SUPPLIED MATERIAL:
┄┄┄┄┄┄┄┄┄┄┄┄┄┄┄┄┄┄┄┄

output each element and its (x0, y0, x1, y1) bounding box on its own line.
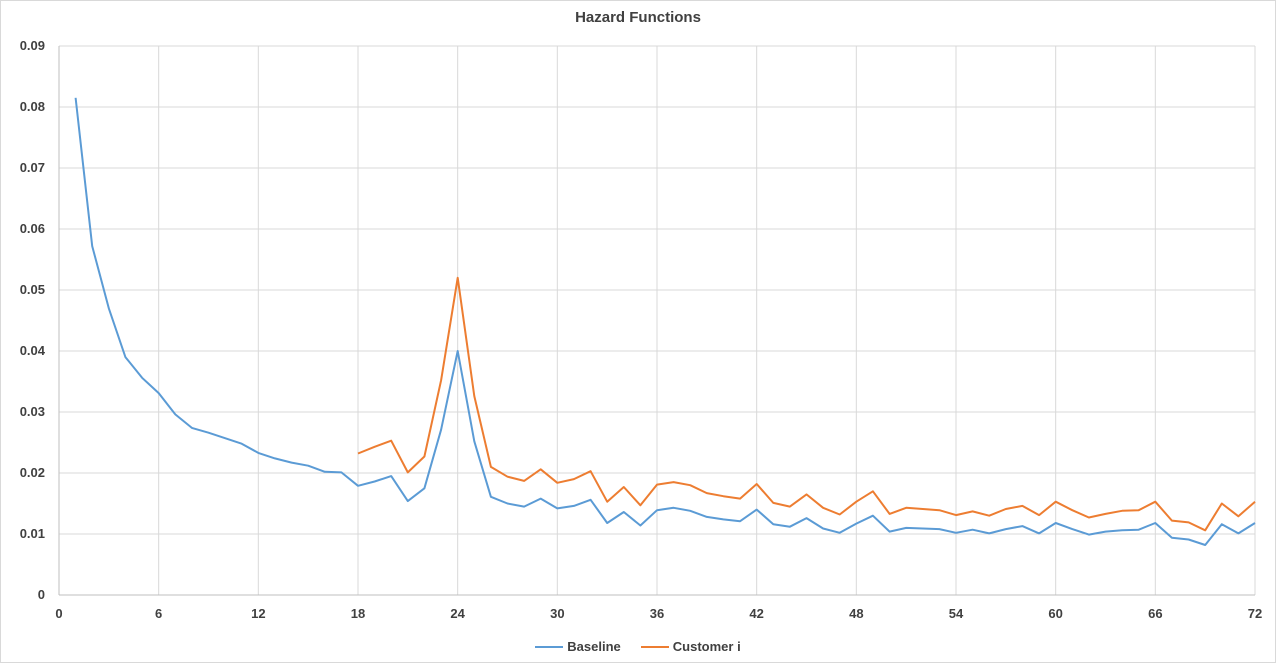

┄┄┄┄┄┄┄┄┄┄┄┄┄┄┄┄┄┄┄┄

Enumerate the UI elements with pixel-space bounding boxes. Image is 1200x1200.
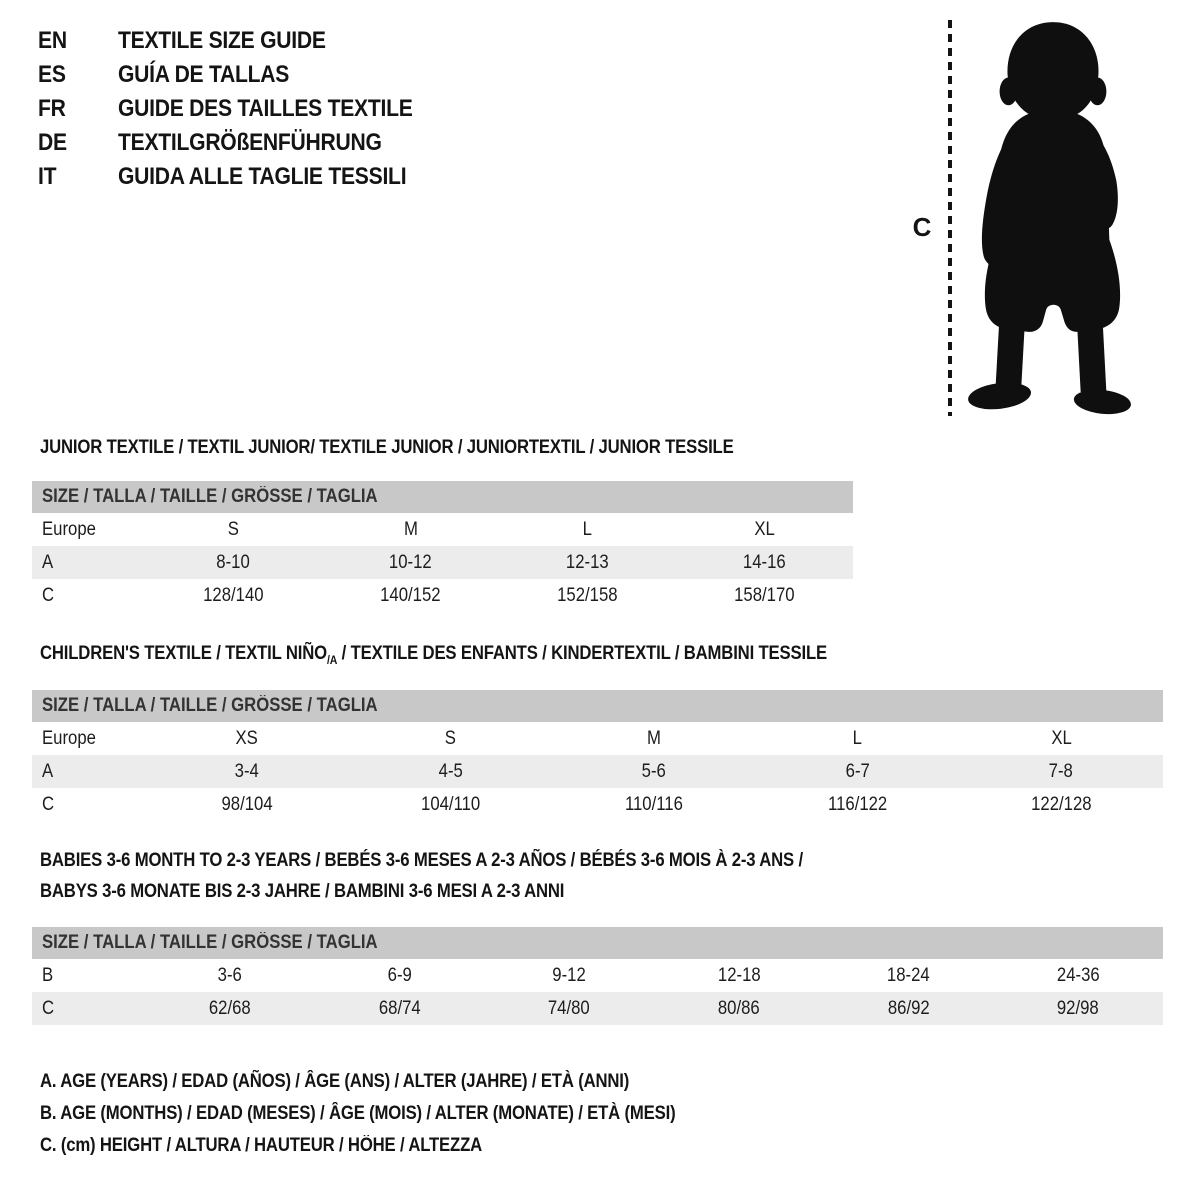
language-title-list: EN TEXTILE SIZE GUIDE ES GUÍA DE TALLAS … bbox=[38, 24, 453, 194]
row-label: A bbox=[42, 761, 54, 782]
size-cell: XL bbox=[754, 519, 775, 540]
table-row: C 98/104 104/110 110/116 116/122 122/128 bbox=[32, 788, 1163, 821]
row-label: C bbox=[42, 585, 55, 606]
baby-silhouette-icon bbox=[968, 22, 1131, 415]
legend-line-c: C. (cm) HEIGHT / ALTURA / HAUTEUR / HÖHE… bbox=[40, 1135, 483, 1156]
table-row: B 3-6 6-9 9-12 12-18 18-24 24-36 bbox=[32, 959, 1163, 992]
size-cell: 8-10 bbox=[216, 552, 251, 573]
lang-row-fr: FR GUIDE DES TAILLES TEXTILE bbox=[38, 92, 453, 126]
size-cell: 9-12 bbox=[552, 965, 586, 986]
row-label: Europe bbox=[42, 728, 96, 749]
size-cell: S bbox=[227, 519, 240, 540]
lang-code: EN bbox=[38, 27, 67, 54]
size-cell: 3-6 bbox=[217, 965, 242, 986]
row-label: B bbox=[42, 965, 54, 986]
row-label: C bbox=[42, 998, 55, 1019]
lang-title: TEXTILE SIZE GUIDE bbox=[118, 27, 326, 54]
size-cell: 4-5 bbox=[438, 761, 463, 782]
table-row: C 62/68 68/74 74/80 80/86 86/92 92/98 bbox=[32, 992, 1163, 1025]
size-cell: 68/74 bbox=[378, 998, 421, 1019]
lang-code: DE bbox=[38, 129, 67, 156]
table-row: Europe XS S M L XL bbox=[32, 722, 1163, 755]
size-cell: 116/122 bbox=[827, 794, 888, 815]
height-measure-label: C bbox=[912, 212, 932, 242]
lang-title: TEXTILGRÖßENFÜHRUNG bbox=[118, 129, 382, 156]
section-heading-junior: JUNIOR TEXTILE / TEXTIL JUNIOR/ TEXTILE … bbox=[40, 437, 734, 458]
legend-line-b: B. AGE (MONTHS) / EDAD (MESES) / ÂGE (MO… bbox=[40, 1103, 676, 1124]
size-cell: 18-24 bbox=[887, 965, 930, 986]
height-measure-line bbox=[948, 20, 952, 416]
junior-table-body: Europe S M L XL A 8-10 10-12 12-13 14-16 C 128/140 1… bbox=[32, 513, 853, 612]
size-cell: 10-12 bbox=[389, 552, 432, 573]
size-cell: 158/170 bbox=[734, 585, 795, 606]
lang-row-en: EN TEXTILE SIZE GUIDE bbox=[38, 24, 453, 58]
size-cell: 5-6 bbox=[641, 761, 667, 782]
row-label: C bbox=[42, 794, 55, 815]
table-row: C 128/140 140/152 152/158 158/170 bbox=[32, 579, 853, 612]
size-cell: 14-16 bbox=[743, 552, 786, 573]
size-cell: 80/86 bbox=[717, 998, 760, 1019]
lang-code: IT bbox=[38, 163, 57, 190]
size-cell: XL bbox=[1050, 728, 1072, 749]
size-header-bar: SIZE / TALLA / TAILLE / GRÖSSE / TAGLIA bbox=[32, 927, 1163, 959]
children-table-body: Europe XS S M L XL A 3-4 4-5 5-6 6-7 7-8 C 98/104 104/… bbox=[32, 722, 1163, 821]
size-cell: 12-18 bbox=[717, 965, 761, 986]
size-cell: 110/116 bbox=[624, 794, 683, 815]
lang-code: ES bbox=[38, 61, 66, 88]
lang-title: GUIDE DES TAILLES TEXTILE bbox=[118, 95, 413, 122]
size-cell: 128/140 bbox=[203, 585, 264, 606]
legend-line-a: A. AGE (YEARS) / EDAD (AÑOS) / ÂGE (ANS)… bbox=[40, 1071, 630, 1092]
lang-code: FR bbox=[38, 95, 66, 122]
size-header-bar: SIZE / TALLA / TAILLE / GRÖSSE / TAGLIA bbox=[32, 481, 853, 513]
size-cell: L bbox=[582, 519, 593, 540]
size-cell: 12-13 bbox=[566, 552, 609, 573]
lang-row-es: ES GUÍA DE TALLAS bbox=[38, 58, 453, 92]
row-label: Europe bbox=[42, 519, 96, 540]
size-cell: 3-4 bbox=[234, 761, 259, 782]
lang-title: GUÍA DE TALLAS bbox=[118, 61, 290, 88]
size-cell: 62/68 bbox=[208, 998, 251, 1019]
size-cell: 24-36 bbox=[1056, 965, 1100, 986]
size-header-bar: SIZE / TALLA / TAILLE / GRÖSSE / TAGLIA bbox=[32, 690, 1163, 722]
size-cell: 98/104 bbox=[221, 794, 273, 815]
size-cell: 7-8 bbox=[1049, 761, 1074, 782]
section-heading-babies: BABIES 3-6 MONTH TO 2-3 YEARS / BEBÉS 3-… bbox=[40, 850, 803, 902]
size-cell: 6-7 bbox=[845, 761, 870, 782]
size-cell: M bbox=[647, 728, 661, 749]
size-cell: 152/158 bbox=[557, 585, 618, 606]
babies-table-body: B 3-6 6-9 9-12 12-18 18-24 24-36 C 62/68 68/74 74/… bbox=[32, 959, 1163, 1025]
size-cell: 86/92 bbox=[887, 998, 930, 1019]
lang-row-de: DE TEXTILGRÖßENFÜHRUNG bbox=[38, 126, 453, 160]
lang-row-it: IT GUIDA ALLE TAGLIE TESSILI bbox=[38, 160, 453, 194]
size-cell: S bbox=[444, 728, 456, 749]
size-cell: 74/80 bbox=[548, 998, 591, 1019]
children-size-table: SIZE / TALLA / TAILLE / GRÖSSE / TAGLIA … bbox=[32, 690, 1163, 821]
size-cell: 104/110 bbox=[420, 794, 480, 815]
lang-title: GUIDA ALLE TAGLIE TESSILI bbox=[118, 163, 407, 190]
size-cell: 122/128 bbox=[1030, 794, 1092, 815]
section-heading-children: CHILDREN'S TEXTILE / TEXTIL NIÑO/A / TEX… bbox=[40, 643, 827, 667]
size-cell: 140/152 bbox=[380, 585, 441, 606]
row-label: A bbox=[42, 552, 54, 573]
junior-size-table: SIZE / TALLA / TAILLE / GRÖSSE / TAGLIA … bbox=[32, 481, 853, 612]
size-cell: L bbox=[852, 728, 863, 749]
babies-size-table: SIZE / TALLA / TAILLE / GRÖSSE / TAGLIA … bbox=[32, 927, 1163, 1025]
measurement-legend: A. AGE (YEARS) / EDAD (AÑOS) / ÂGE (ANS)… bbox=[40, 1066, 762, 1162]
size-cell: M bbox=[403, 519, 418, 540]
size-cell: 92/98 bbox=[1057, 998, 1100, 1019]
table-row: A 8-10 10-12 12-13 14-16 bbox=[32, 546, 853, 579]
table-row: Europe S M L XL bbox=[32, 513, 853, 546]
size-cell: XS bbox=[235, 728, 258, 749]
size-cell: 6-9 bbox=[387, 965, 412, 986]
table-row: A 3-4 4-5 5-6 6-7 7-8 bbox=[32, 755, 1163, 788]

┄┄┄┄┄┄┄┄┄┄┄┄┄┄┄┄┄┄┄┄

GIVEN INSTRUCTION:
Copy the items from the line containing "Enumerate the UI" through the line containing "size-cell: 68/74 bbox=[378, 998, 421, 1019]", both included. Leave the pictures out.

EXERCISE RESPONSE:
Enumerate the UI elements with pixel-space bounding boxes. Image is 1200x1200.
language-title-list: EN TEXTILE SIZE GUIDE ES GUÍA DE TALLAS … bbox=[38, 24, 453, 194]
row-label: A bbox=[42, 761, 54, 782]
size-cell: XL bbox=[754, 519, 775, 540]
table-row: C 98/104 104/110 110/116 116/122 122/128 bbox=[32, 788, 1163, 821]
row-label: C bbox=[42, 585, 55, 606]
baby-silhouette-icon bbox=[968, 22, 1131, 415]
legend-line-c: C. (cm) HEIGHT / ALTURA / HAUTEUR / HÖHE… bbox=[40, 1135, 483, 1156]
table-row: B 3-6 6-9 9-12 12-18 18-24 24-36 bbox=[32, 959, 1163, 992]
size-cell: 8-10 bbox=[216, 552, 251, 573]
lang-row-fr: FR GUIDE DES TAILLES TEXTILE bbox=[38, 92, 453, 126]
size-cell: 9-12 bbox=[552, 965, 586, 986]
row-label: Europe bbox=[42, 728, 96, 749]
size-cell: S bbox=[227, 519, 240, 540]
lang-code: EN bbox=[38, 27, 67, 54]
size-cell: 3-6 bbox=[217, 965, 242, 986]
row-label: B bbox=[42, 965, 54, 986]
row-label: C bbox=[42, 998, 55, 1019]
lang-title: TEXTILE SIZE GUIDE bbox=[118, 27, 326, 54]
size-cell: 4-5 bbox=[438, 761, 463, 782]
table-row: C 62/68 68/74 74/80 80/86 86/92 92/98 bbox=[32, 992, 1163, 1025]
size-cell: 68/74 bbox=[378, 998, 421, 1019]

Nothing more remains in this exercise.